→ **Records supplied**:
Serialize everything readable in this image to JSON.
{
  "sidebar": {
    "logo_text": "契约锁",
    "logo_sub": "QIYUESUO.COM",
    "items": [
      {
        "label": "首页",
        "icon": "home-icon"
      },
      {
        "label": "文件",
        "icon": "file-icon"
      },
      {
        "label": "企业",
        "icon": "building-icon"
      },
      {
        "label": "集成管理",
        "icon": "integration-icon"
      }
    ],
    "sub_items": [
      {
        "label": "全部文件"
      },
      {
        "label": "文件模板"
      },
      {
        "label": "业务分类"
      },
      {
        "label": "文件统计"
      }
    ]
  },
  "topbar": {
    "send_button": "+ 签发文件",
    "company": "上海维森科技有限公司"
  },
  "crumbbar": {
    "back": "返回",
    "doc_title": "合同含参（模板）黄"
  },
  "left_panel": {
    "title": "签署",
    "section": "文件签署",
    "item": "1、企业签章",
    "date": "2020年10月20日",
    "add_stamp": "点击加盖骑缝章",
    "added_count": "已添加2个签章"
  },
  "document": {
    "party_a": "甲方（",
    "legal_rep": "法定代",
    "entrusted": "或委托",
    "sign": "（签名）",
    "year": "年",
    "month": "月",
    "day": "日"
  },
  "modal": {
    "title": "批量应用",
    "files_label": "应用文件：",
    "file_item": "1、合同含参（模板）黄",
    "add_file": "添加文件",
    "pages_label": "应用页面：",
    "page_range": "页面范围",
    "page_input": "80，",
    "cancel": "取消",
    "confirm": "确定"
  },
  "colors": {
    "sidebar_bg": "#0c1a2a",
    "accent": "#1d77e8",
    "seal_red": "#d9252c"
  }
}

→ **What needs to be done**:
Repeat the records above exactly as they appear.

→ **Exercise answer**:
Serialize everything readable in this image to JSON.
{
  "sidebar": {
    "logo_text": "契约锁",
    "logo_sub": "QIYUESUO.COM",
    "items": [
      {
        "label": "首页",
        "icon": "home-icon"
      },
      {
        "label": "文件",
        "icon": "file-icon"
      },
      {
        "label": "企业",
        "icon": "building-icon"
      },
      {
        "label": "集成管理",
        "icon": "integration-icon"
      }
    ],
    "sub_items": [
      {
        "label": "全部文件"
      },
      {
        "label": "文件模板"
      },
      {
        "label": "业务分类"
      },
      {
        "label": "文件统计"
      }
    ]
  },
  "topbar": {
    "send_button": "+ 签发文件",
    "company": "上海维森科技有限公司"
  },
  "crumbbar": {
    "back": "返回",
    "doc_title": "合同含参（模板）黄"
  },
  "left_panel": {
    "title": "签署",
    "section": "文件签署",
    "item": "1、企业签章",
    "date": "2020年10月20日",
    "add_stamp": "点击加盖骑缝章",
    "added_count": "已添加2个签章"
  },
  "document": {
    "party_a": "甲方（",
    "legal_rep": "法定代",
    "entrusted": "或委托",
    "sign": "（签名）",
    "year": "年",
    "month": "月",
    "day": "日"
  },
  "modal": {
    "title": "批量应用",
    "files_label": "应用文件：",
    "file_item": "1、合同含参（模板）黄",
    "add_file": "添加文件",
    "pages_label": "应用页面：",
    "page_range": "页面范围",
    "page_input": "80，",
    "cancel": "取消",
    "confirm": "确定"
  },
  "colors": {
    "sidebar_bg": "#0c1a2a",
    "accent": "#1d77e8",
    "seal_red": "#d9252c"
  }
}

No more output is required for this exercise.